What needs to be done → Gather up every line from the entries below that uses the word "Діастолічний".

-- Start --

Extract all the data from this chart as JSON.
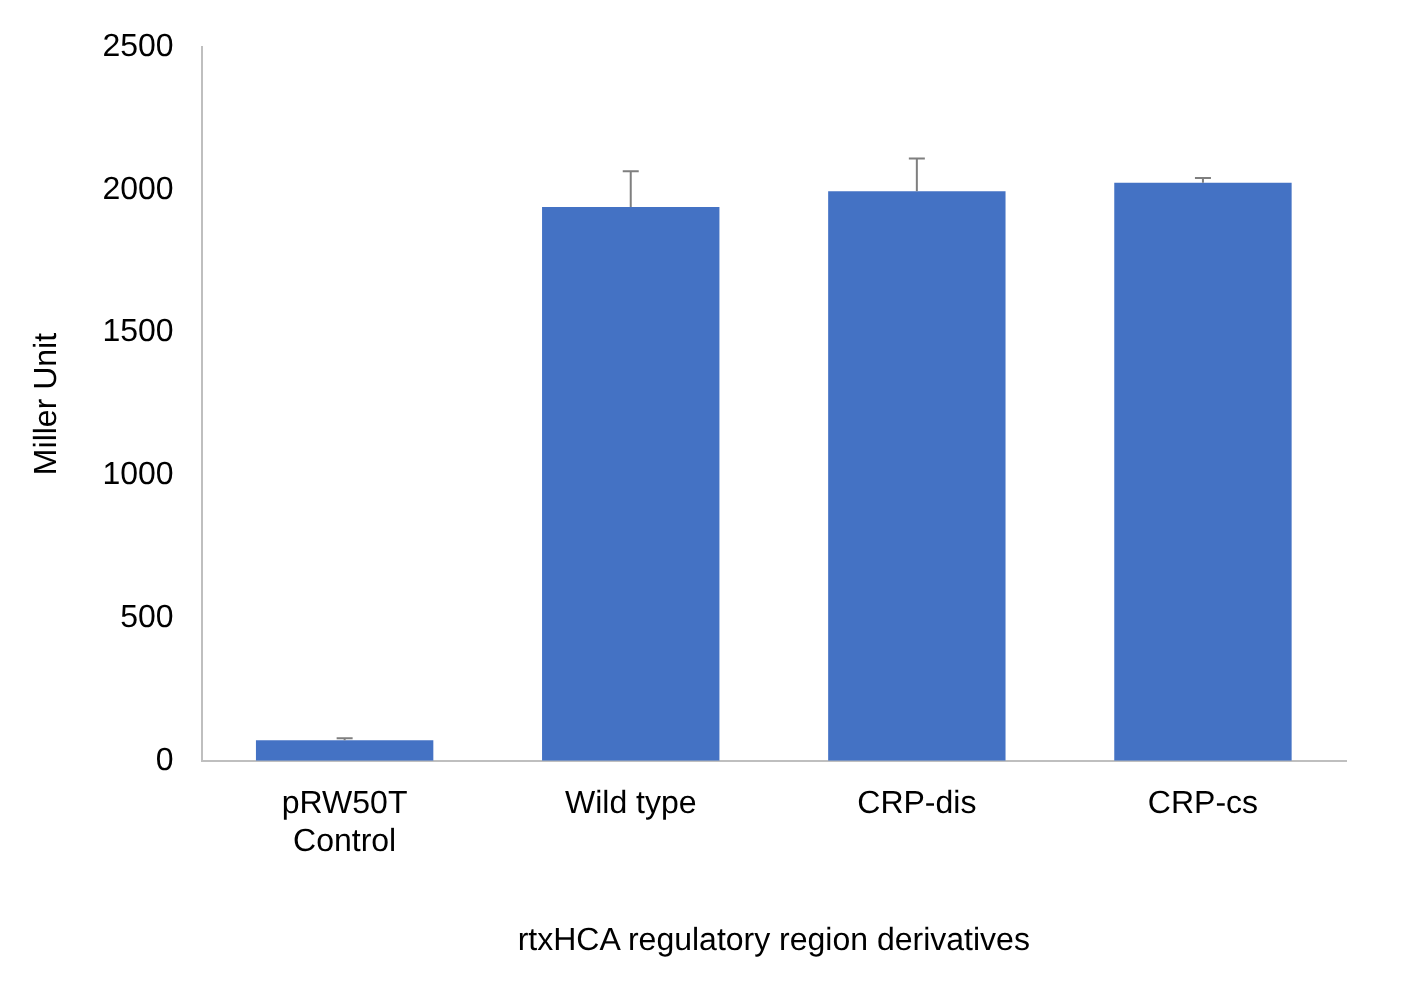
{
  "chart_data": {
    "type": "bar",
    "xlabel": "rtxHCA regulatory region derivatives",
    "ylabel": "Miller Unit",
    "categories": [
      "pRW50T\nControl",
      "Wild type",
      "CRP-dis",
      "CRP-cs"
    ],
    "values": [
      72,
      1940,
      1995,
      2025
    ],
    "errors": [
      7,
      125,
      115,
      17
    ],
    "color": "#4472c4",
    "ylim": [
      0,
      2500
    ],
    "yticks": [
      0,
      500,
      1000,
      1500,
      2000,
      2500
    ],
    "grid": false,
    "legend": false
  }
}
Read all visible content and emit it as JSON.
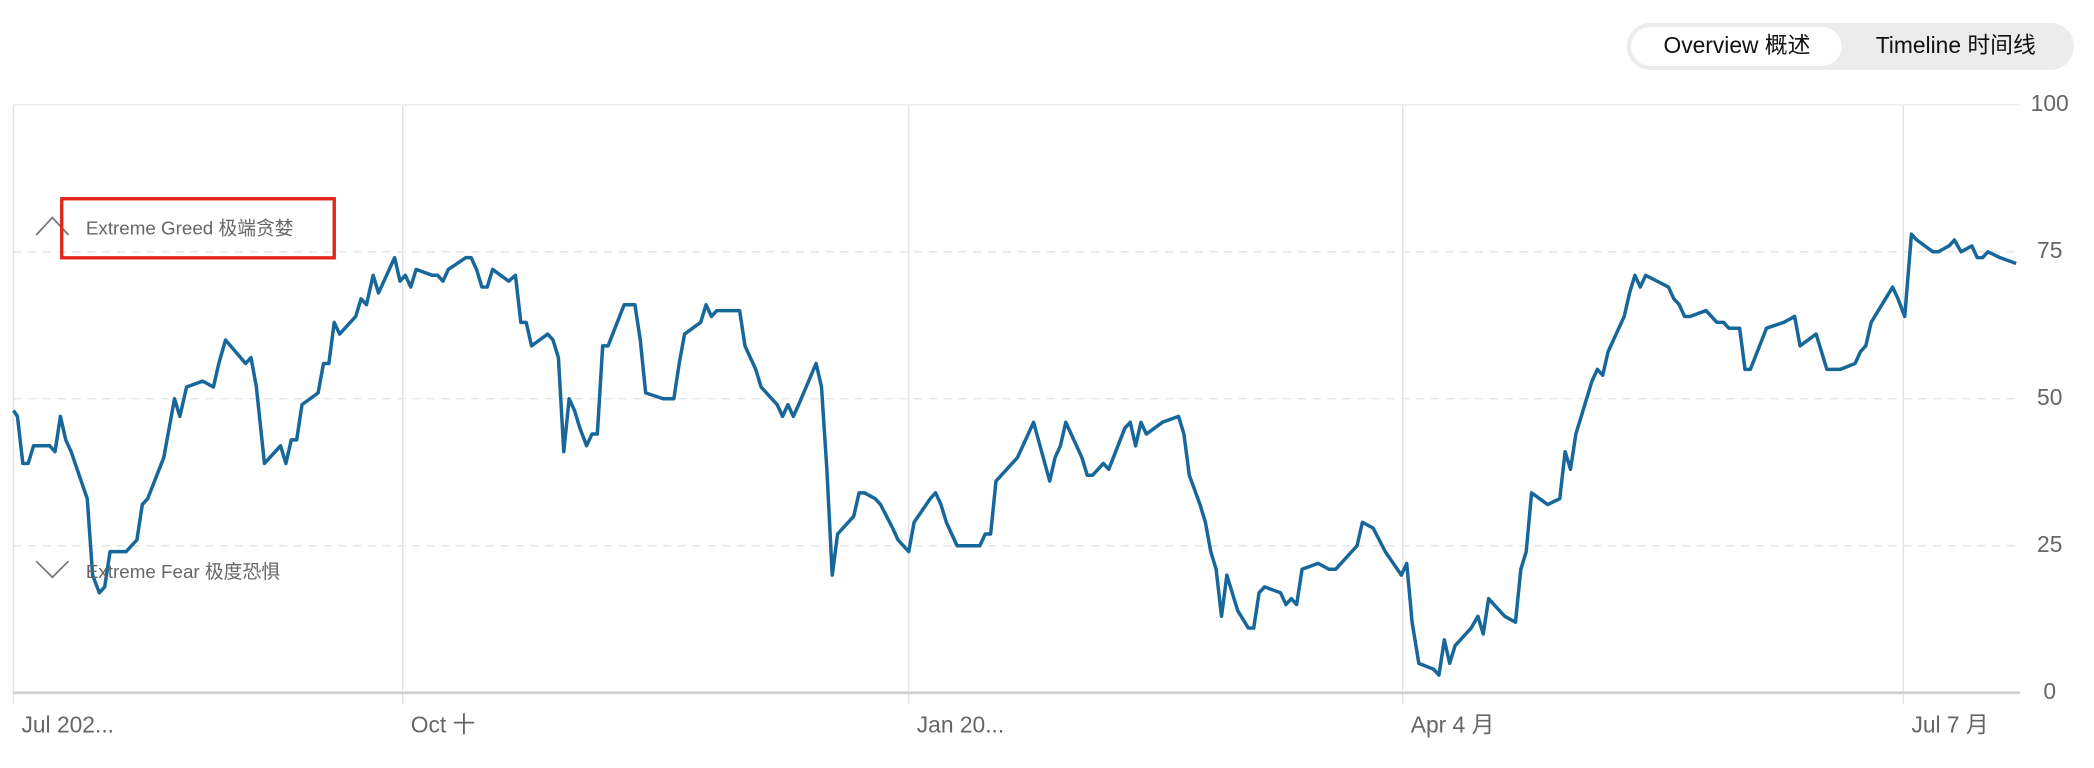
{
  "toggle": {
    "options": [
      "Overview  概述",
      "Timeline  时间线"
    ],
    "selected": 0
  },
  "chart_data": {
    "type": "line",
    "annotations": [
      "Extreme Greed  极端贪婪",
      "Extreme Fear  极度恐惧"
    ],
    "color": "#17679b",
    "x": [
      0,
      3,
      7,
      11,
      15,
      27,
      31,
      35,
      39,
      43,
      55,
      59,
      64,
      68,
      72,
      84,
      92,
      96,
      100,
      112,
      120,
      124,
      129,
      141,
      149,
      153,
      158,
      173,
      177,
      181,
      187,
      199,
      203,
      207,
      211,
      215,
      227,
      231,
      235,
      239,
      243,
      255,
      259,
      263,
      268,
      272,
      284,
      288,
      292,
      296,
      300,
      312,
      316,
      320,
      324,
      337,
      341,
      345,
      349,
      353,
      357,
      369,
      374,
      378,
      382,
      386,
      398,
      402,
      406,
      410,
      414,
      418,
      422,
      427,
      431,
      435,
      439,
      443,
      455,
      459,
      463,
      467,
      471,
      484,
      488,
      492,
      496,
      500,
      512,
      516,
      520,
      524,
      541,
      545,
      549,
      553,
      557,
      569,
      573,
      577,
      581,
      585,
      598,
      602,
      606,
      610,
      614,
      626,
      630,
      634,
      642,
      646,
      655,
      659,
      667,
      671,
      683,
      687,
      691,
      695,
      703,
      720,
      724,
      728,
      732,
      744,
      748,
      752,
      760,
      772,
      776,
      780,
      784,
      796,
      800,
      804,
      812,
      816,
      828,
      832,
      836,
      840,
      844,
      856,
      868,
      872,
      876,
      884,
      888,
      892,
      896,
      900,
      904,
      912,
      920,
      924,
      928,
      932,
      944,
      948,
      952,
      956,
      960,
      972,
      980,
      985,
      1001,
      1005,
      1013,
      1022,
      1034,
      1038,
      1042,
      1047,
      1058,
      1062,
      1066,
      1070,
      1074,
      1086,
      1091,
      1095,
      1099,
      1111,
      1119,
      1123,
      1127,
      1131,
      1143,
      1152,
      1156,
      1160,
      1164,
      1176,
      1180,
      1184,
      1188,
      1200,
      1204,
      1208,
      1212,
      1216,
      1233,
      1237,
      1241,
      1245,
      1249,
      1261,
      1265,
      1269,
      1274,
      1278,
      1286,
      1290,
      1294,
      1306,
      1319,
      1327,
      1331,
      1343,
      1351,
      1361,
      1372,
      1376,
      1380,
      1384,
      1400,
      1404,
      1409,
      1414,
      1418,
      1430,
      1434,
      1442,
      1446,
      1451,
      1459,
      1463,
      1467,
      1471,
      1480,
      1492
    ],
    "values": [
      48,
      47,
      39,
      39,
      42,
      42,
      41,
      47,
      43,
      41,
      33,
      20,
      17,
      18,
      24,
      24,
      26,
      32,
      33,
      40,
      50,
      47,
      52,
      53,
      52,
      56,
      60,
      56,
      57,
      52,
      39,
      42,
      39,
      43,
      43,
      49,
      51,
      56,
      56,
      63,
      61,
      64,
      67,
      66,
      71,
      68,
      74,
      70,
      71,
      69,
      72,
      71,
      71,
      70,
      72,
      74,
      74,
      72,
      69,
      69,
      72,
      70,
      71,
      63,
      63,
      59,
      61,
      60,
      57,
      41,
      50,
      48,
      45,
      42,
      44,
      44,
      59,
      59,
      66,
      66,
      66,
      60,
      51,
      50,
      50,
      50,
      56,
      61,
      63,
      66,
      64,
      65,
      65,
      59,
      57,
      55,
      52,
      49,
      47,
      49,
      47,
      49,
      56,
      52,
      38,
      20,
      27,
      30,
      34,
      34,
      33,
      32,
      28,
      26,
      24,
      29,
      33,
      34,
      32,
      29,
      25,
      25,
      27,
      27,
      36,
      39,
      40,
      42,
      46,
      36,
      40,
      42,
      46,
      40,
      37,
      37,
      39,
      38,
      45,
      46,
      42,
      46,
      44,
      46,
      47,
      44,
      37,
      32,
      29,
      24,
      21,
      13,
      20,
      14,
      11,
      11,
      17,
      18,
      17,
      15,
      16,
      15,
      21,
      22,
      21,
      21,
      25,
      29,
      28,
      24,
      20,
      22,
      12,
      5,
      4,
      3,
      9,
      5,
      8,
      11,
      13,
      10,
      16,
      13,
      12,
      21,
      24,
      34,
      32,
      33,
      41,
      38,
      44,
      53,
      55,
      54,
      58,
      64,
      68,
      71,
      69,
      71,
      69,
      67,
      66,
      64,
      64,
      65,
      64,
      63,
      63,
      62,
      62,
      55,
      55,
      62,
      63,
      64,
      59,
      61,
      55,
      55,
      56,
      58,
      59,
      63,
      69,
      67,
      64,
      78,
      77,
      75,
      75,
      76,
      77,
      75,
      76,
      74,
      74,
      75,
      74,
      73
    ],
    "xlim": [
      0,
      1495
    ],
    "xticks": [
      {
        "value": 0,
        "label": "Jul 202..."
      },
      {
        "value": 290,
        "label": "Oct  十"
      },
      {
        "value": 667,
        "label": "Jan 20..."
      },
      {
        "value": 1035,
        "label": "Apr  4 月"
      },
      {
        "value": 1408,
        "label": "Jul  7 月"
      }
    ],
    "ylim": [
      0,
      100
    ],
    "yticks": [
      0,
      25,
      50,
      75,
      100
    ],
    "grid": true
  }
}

-- End --
-- Start --

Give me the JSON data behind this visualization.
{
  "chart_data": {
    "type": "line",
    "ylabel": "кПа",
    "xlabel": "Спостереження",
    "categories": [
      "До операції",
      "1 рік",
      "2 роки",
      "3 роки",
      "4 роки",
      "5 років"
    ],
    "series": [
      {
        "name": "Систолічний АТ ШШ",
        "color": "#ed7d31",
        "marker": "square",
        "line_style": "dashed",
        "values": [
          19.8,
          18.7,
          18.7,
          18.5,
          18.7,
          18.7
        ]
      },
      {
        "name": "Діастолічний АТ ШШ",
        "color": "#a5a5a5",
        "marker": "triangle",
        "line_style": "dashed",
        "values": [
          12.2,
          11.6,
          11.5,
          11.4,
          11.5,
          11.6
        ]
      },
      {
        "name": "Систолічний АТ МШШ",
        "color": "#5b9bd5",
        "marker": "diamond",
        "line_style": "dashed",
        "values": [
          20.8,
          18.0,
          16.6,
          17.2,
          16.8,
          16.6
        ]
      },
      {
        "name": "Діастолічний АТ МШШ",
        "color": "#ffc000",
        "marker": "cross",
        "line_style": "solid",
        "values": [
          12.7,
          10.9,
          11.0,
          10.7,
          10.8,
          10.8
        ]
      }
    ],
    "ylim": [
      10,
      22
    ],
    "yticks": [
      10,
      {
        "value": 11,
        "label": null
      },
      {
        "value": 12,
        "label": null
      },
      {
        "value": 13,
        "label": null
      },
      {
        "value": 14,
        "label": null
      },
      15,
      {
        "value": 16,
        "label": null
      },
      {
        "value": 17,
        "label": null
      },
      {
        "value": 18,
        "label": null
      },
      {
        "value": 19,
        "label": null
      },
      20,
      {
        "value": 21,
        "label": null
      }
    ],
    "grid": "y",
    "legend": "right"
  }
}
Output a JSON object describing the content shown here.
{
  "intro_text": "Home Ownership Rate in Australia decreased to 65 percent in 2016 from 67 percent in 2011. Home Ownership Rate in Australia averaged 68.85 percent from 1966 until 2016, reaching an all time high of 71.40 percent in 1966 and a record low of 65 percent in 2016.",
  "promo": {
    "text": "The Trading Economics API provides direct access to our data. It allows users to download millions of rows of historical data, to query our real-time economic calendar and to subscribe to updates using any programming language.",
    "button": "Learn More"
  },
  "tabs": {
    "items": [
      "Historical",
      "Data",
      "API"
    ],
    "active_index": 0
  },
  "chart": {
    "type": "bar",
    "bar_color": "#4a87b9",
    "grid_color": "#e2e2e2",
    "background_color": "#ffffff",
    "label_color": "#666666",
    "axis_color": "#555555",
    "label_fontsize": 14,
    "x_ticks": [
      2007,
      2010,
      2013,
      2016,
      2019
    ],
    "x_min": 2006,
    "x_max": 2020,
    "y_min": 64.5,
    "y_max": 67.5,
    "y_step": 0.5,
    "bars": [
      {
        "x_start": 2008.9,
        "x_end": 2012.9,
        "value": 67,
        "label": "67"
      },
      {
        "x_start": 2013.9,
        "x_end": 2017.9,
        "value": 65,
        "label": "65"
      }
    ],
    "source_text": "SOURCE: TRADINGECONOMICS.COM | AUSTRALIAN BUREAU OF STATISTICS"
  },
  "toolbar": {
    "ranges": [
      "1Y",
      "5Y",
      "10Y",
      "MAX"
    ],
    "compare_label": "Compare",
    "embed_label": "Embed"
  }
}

-- End --
-- Start --

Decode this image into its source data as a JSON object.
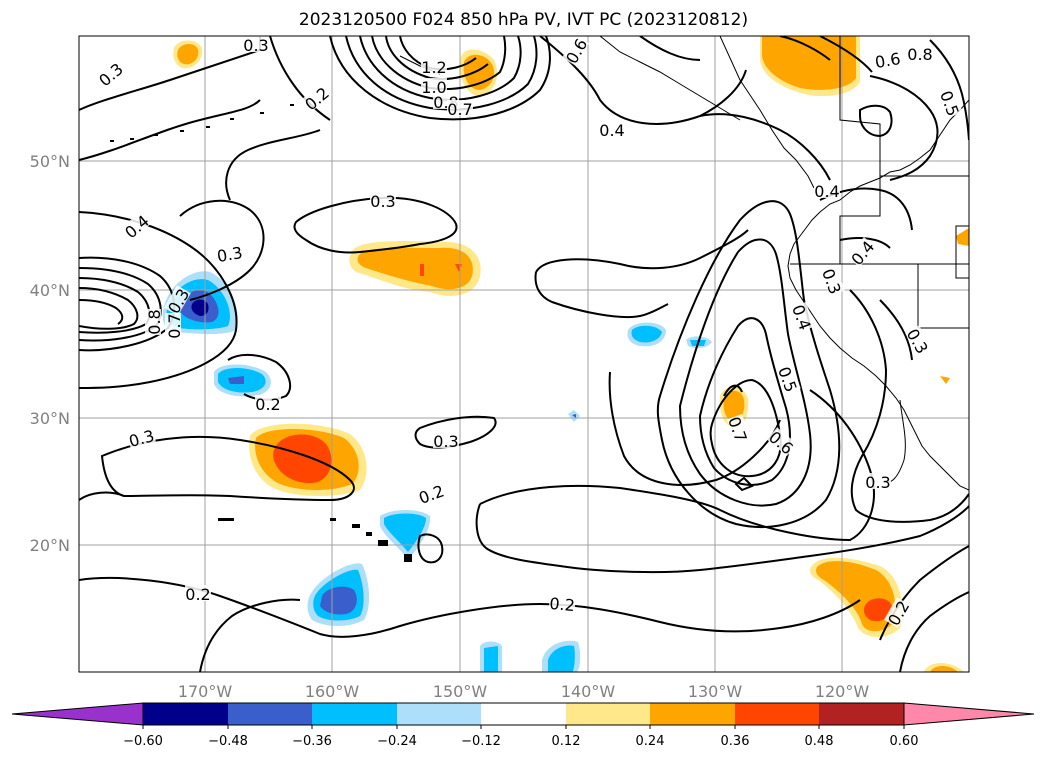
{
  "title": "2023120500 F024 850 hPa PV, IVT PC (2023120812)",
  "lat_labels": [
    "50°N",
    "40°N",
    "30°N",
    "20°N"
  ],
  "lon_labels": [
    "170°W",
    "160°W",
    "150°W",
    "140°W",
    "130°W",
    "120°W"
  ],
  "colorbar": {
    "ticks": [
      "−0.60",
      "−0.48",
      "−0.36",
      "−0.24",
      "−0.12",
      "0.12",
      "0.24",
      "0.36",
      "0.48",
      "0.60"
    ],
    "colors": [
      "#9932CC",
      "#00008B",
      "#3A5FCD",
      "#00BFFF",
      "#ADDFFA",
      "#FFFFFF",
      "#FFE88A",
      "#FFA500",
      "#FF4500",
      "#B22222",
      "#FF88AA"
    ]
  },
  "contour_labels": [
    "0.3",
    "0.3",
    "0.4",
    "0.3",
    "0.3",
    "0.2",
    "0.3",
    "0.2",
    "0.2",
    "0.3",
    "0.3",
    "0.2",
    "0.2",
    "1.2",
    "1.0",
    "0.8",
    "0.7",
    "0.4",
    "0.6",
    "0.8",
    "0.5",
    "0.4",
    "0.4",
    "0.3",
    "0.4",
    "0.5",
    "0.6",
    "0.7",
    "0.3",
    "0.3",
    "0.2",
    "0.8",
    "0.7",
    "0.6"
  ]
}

-- End --

Exercise solution →
        "name": "Діастолічний АТ ШШ",
        "name": "Діастолічний АТ МШШ",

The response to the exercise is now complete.